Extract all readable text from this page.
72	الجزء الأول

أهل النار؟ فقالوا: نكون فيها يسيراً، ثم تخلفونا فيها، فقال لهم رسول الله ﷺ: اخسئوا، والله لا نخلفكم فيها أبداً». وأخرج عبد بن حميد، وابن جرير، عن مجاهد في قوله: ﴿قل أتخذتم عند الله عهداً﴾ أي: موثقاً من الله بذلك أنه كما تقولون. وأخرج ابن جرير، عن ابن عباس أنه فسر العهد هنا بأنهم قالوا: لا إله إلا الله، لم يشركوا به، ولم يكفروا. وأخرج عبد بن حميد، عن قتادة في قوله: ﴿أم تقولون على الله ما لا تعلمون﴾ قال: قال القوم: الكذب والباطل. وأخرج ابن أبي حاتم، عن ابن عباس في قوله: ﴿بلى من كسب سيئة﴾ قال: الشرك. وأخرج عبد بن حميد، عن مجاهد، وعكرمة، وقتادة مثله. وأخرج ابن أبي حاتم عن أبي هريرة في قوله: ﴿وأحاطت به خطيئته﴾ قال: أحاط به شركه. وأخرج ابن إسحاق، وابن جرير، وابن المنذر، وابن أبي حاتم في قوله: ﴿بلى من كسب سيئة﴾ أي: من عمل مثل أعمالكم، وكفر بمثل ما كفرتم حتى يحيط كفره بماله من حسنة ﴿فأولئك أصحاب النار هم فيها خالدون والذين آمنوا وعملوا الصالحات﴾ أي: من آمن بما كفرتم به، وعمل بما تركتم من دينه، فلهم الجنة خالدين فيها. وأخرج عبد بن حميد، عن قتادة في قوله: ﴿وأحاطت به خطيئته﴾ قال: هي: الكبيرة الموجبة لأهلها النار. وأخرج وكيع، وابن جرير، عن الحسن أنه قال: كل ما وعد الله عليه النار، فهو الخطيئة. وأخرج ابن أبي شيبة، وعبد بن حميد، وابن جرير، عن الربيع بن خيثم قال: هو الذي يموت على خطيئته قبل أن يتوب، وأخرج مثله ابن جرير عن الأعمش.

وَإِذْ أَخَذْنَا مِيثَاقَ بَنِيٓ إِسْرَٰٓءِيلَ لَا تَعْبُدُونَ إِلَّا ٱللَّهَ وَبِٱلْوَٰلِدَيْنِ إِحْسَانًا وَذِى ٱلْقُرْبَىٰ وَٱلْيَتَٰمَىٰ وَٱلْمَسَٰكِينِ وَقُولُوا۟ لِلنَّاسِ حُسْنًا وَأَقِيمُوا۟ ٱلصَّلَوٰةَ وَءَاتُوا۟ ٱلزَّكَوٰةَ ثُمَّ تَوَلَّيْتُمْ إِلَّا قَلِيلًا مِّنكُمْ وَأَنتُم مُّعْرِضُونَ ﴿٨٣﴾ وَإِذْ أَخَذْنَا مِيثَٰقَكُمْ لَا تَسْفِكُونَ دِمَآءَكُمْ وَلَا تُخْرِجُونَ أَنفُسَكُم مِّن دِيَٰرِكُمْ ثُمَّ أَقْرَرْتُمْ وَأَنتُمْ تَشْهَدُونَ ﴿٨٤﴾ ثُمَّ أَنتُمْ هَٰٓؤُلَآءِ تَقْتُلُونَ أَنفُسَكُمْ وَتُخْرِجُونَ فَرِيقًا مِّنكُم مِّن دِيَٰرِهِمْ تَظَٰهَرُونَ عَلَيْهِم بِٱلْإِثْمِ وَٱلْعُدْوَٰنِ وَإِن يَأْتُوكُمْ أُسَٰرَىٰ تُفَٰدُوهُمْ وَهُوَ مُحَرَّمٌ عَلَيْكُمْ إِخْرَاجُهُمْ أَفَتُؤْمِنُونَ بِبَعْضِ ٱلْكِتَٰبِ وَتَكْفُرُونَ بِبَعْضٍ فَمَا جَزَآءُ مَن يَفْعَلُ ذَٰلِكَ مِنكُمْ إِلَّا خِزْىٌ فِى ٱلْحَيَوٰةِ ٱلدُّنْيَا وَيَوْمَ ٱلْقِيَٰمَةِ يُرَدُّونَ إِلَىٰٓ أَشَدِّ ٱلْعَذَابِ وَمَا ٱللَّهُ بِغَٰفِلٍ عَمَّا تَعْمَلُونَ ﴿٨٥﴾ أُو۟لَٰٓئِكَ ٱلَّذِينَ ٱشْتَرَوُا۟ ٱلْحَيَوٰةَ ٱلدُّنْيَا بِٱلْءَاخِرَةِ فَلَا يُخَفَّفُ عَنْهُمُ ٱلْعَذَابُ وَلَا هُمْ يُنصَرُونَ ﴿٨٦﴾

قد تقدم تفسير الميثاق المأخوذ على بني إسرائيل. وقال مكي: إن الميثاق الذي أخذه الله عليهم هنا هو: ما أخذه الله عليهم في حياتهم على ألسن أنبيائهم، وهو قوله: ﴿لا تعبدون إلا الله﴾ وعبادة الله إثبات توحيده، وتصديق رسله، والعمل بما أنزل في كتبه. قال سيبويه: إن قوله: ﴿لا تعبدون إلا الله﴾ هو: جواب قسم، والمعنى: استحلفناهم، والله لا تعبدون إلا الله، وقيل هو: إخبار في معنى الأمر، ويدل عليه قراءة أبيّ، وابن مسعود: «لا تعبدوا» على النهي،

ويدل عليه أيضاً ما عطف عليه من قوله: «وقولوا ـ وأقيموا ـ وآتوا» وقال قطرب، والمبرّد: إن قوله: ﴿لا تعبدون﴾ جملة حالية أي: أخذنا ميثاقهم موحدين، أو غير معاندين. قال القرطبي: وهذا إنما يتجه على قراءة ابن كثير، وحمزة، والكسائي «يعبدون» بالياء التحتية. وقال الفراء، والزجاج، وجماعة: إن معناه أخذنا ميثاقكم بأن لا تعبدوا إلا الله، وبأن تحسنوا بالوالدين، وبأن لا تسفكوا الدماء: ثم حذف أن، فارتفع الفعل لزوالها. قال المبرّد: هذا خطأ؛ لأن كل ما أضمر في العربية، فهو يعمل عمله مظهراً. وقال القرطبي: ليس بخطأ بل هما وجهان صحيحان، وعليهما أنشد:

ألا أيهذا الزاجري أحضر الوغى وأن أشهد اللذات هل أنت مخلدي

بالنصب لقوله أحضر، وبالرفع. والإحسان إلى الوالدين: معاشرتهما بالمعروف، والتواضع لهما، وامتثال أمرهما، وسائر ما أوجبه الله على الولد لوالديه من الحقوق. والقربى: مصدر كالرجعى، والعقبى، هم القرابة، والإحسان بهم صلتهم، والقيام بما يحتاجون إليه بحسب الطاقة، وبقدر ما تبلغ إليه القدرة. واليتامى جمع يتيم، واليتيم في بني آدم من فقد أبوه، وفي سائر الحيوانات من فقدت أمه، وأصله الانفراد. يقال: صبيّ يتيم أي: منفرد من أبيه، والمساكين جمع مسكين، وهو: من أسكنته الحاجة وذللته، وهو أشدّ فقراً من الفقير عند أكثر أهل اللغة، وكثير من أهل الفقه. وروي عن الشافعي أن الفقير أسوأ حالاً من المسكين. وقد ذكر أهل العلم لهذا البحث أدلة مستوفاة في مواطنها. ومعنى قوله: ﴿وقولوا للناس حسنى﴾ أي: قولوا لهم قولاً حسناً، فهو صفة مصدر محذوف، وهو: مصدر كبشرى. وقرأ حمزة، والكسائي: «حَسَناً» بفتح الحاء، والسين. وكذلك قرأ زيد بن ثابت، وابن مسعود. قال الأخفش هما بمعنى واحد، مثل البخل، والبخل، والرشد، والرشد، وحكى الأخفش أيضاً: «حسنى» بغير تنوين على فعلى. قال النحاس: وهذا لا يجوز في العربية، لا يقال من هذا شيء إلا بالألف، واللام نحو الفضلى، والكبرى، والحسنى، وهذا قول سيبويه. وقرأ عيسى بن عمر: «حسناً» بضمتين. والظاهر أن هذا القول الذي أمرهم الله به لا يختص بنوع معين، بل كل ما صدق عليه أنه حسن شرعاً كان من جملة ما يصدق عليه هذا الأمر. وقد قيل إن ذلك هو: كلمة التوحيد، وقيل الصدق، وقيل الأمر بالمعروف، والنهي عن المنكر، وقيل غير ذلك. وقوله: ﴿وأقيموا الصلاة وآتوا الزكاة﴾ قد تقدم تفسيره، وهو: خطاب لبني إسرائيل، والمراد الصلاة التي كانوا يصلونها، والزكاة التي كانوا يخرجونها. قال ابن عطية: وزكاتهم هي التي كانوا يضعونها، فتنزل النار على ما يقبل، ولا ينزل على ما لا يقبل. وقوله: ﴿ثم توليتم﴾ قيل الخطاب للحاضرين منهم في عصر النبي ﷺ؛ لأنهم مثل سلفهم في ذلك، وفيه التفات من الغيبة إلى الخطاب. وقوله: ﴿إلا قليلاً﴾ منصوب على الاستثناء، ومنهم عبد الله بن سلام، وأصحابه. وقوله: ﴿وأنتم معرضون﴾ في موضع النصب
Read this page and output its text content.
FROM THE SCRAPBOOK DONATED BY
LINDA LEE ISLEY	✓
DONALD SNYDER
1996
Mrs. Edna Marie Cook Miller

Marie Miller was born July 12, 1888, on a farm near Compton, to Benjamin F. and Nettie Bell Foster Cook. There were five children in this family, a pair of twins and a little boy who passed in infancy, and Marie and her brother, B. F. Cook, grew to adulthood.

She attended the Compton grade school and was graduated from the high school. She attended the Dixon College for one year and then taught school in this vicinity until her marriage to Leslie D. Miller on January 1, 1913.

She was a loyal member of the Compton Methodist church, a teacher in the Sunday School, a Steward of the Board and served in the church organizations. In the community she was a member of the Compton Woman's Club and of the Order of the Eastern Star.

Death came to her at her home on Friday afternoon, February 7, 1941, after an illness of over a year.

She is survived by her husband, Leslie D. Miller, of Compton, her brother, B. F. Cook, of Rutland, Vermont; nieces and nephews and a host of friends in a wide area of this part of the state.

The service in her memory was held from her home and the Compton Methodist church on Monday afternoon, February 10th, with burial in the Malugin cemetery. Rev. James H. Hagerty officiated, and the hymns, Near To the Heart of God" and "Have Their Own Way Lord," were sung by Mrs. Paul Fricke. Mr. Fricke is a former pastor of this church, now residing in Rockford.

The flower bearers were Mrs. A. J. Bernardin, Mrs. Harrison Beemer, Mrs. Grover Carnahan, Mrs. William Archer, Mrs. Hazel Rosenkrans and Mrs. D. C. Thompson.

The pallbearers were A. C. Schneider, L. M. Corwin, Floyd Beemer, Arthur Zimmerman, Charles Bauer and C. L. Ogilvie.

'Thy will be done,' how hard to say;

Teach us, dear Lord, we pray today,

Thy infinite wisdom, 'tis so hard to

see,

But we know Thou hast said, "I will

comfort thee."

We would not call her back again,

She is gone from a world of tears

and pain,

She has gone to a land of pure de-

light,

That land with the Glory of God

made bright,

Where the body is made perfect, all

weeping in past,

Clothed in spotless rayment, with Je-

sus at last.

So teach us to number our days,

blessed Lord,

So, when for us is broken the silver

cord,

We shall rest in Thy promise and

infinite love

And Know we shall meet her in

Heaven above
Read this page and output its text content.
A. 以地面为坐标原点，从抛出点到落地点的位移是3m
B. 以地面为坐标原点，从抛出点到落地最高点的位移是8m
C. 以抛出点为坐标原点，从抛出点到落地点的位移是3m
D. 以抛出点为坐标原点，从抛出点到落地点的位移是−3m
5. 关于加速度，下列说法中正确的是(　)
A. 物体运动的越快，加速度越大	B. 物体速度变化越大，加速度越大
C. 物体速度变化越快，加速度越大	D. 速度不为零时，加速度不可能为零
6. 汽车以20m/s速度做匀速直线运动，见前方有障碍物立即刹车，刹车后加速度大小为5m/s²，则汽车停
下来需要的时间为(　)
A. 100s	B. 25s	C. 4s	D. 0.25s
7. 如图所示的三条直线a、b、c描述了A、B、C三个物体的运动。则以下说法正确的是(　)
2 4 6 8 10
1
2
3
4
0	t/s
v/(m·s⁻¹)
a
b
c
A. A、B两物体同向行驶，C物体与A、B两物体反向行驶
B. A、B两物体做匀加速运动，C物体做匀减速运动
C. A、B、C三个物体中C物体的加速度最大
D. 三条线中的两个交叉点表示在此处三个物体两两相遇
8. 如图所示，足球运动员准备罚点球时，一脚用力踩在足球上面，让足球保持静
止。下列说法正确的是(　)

#### TASK STATEMENT:
Among the entries above, identify all lines with "made" and copy them.

#### RESULT OF THE TASK:
made bright,
Where the body is made perfect, all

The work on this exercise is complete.